Extracted records
—————

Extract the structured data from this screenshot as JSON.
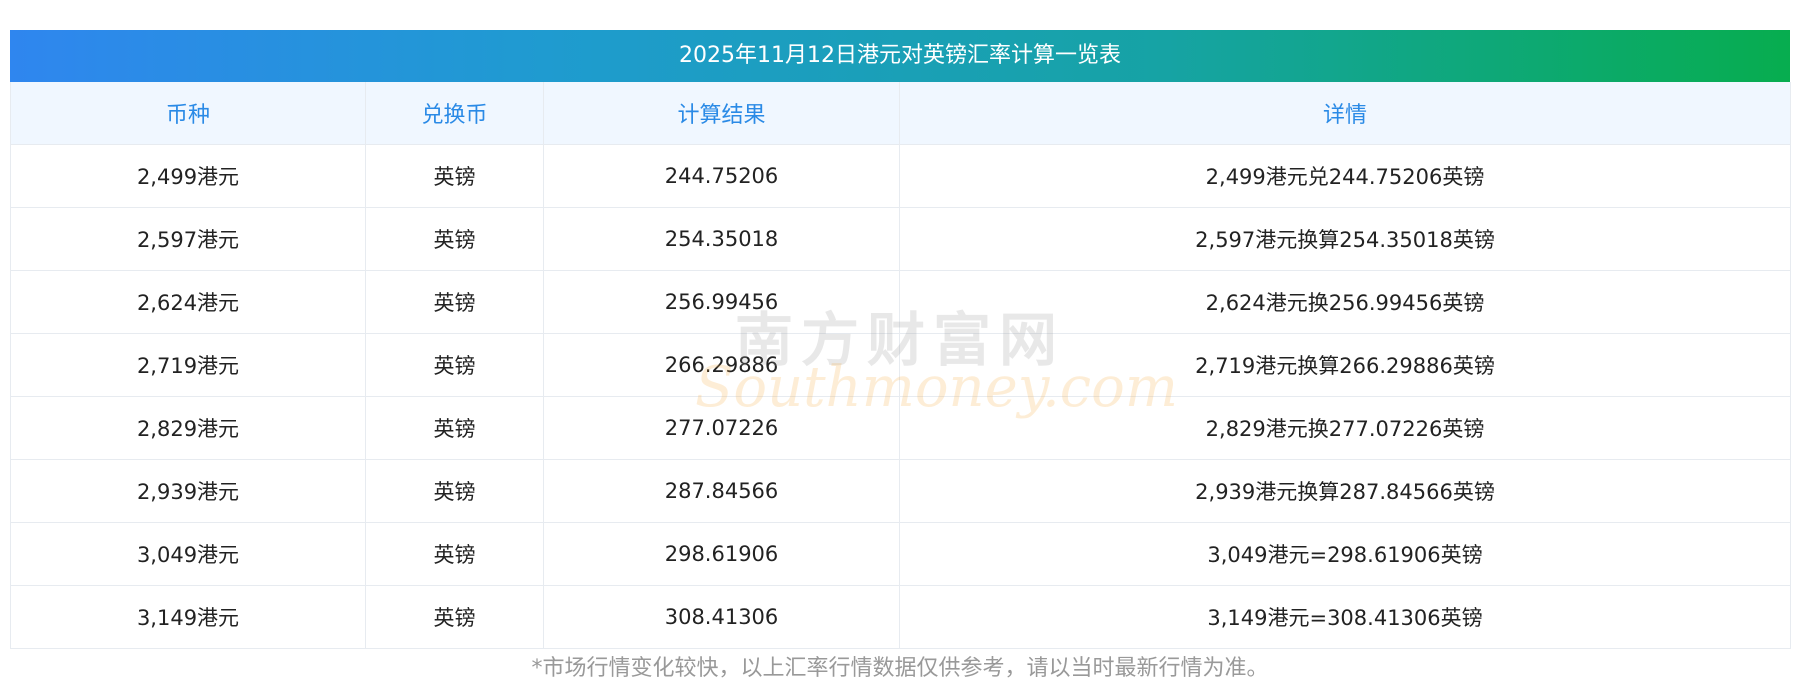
{
  "table": {
    "title": "2025年11月12日港元对英镑汇率计算一览表",
    "headers": [
      "币种",
      "兑换币",
      "计算结果",
      "详情"
    ],
    "rows": [
      {
        "currency": "2,499港元",
        "target": "英镑",
        "result": "244.75206",
        "detail": "2,499港元兑244.75206英镑"
      },
      {
        "currency": "2,597港元",
        "target": "英镑",
        "result": "254.35018",
        "detail": "2,597港元换算254.35018英镑"
      },
      {
        "currency": "2,624港元",
        "target": "英镑",
        "result": "256.99456",
        "detail": "2,624港元换256.99456英镑"
      },
      {
        "currency": "2,719港元",
        "target": "英镑",
        "result": "266.29886",
        "detail": "2,719港元换算266.29886英镑"
      },
      {
        "currency": "2,829港元",
        "target": "英镑",
        "result": "277.07226",
        "detail": "2,829港元换277.07226英镑"
      },
      {
        "currency": "2,939港元",
        "target": "英镑",
        "result": "287.84566",
        "detail": "2,939港元换算287.84566英镑"
      },
      {
        "currency": "3,049港元",
        "target": "英镑",
        "result": "298.61906",
        "detail": "3,049港元=298.61906英镑"
      },
      {
        "currency": "3,149港元",
        "target": "英镑",
        "result": "308.41306",
        "detail": "3,149港元=308.41306英镑"
      }
    ]
  },
  "watermark": {
    "cn": "南方财富网",
    "en": "Southmoney.com"
  },
  "footnote": "*市场行情变化较快，以上汇率行情数据仅供参考，请以当时最新行情为准。"
}
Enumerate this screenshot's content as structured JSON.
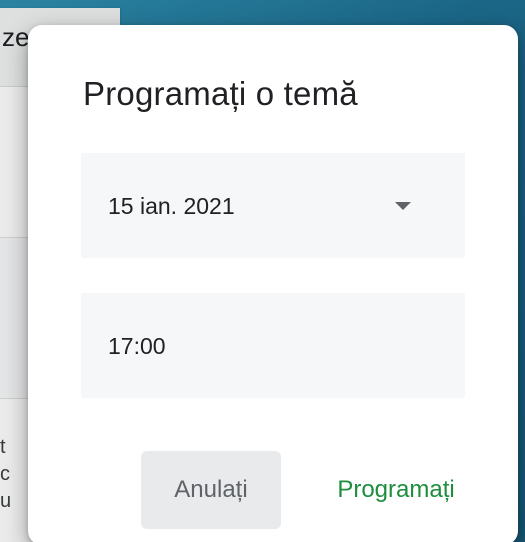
{
  "background_page": {
    "title_fragment": "ze",
    "text_lines": [
      "t",
      "c",
      "u"
    ]
  },
  "dialog": {
    "title": "Programați o temă",
    "date_field": {
      "value": "15 ian. 2021",
      "icon": "chevron-down-icon"
    },
    "time_field": {
      "value": "17:00"
    },
    "actions": {
      "cancel_label": "Anulați",
      "schedule_label": "Programați"
    }
  },
  "colors": {
    "accent": "#1e8e3e",
    "dialog_background": "#ffffff",
    "field_background": "#f5f7f8",
    "cancel_background": "#e8eaeb",
    "page_background": "#2f8fb0"
  }
}
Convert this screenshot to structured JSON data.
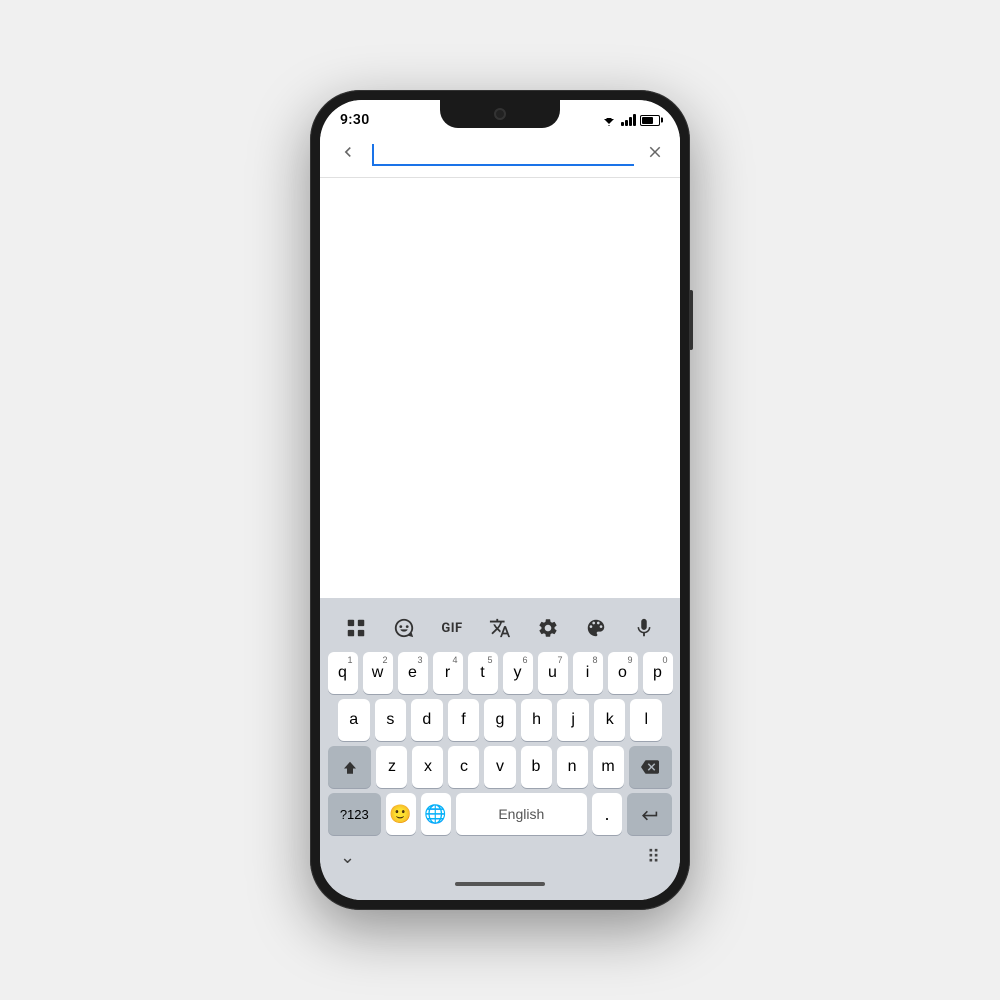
{
  "phone": {
    "status_bar": {
      "time": "9:30"
    },
    "search_bar": {
      "back_label": "‹",
      "close_label": "✕"
    },
    "keyboard": {
      "toolbar": {
        "items": [
          "apps",
          "sticker",
          "gif",
          "translate",
          "settings",
          "palette",
          "mic"
        ]
      },
      "row1": [
        {
          "key": "q",
          "num": "1"
        },
        {
          "key": "w",
          "num": "2"
        },
        {
          "key": "e",
          "num": "3"
        },
        {
          "key": "r",
          "num": "4"
        },
        {
          "key": "t",
          "num": "5"
        },
        {
          "key": "y",
          "num": "6"
        },
        {
          "key": "u",
          "num": "7"
        },
        {
          "key": "i",
          "num": "8"
        },
        {
          "key": "o",
          "num": "9"
        },
        {
          "key": "p",
          "num": "0"
        }
      ],
      "row2": [
        {
          "key": "a"
        },
        {
          "key": "s"
        },
        {
          "key": "d"
        },
        {
          "key": "f"
        },
        {
          "key": "g"
        },
        {
          "key": "h"
        },
        {
          "key": "j"
        },
        {
          "key": "k"
        },
        {
          "key": "l"
        }
      ],
      "row3": [
        {
          "key": "shift"
        },
        {
          "key": "z"
        },
        {
          "key": "x"
        },
        {
          "key": "c"
        },
        {
          "key": "v"
        },
        {
          "key": "b"
        },
        {
          "key": "n"
        },
        {
          "key": "m"
        },
        {
          "key": "delete"
        }
      ],
      "row4": {
        "sym_label": "?123",
        "emoji_label": "🙂",
        "globe_label": "🌐",
        "space_label": "English",
        "period_label": ".",
        "enter_label": "⏎"
      }
    },
    "bottom": {
      "chevron": "⌄",
      "dots": "⠿"
    }
  }
}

—————

§ **TASK PROMPT**:
Write out the records above exactly as they appear, leaving out any pictures.

§ **TASK SOLUTION**:
Extract the structured data from this screenshot as JSON.
{
  "table": {
    "title": "2025年11月12日港元对英镑汇率计算一览表",
    "headers": [
      "币种",
      "兑换币",
      "计算结果",
      "详情"
    ],
    "rows": [
      {
        "currency": "2,499港元",
        "target": "英镑",
        "result": "244.75206",
        "detail": "2,499港元兑244.75206英镑"
      },
      {
        "currency": "2,597港元",
        "target": "英镑",
        "result": "254.35018",
        "detail": "2,597港元换算254.35018英镑"
      },
      {
        "currency": "2,624港元",
        "target": "英镑",
        "result": "256.99456",
        "detail": "2,624港元换256.99456英镑"
      },
      {
        "currency": "2,719港元",
        "target": "英镑",
        "result": "266.29886",
        "detail": "2,719港元换算266.29886英镑"
      },
      {
        "currency": "2,829港元",
        "target": "英镑",
        "result": "277.07226",
        "detail": "2,829港元换277.07226英镑"
      },
      {
        "currency": "2,939港元",
        "target": "英镑",
        "result": "287.84566",
        "detail": "2,939港元换算287.84566英镑"
      },
      {
        "currency": "3,049港元",
        "target": "英镑",
        "result": "298.61906",
        "detail": "3,049港元=298.61906英镑"
      },
      {
        "currency": "3,149港元",
        "target": "英镑",
        "result": "308.41306",
        "detail": "3,149港元=308.41306英镑"
      }
    ]
  },
  "watermark": {
    "cn": "南方财富网",
    "en": "Southmoney.com"
  },
  "footnote": "*市场行情变化较快，以上汇率行情数据仅供参考，请以当时最新行情为准。"
}
Enumerate this screenshot's content as structured JSON.
{
  "background_page": {
    "title_fragment": "ze",
    "text_lines": [
      "t",
      "c",
      "u"
    ]
  },
  "dialog": {
    "title": "Programați o temă",
    "date_field": {
      "value": "15 ian. 2021",
      "icon": "chevron-down-icon"
    },
    "time_field": {
      "value": "17:00"
    },
    "actions": {
      "cancel_label": "Anulați",
      "schedule_label": "Programați"
    }
  },
  "colors": {
    "accent": "#1e8e3e",
    "dialog_background": "#ffffff",
    "field_background": "#f5f7f8",
    "cancel_background": "#e8eaeb",
    "page_background": "#2f8fb0"
  }
}
Convert this screenshot to structured JSON data.
{
  "phone": {
    "status_bar": {
      "time": "9:30"
    },
    "search_bar": {
      "back_label": "‹",
      "close_label": "✕"
    },
    "keyboard": {
      "toolbar": {
        "items": [
          "apps",
          "sticker",
          "gif",
          "translate",
          "settings",
          "palette",
          "mic"
        ]
      },
      "row1": [
        {
          "key": "q",
          "num": "1"
        },
        {
          "key": "w",
          "num": "2"
        },
        {
          "key": "e",
          "num": "3"
        },
        {
          "key": "r",
          "num": "4"
        },
        {
          "key": "t",
          "num": "5"
        },
        {
          "key": "y",
          "num": "6"
        },
        {
          "key": "u",
          "num": "7"
        },
        {
          "key": "i",
          "num": "8"
        },
        {
          "key": "o",
          "num": "9"
        },
        {
          "key": "p",
          "num": "0"
        }
      ],
      "row2": [
        {
          "key": "a"
        },
        {
          "key": "s"
        },
        {
          "key": "d"
        },
        {
          "key": "f"
        },
        {
          "key": "g"
        },
        {
          "key": "h"
        },
        {
          "key": "j"
        },
        {
          "key": "k"
        },
        {
          "key": "l"
        }
      ],
      "row3": [
        {
          "key": "shift"
        },
        {
          "key": "z"
        },
        {
          "key": "x"
        },
        {
          "key": "c"
        },
        {
          "key": "v"
        },
        {
          "key": "b"
        },
        {
          "key": "n"
        },
        {
          "key": "m"
        },
        {
          "key": "delete"
        }
      ],
      "row4": {
        "sym_label": "?123",
        "emoji_label": "🙂",
        "globe_label": "🌐",
        "space_label": "English",
        "period_label": ".",
        "enter_label": "⏎"
      }
    },
    "bottom": {
      "chevron": "⌄",
      "dots": "⠿"
    }
  }
}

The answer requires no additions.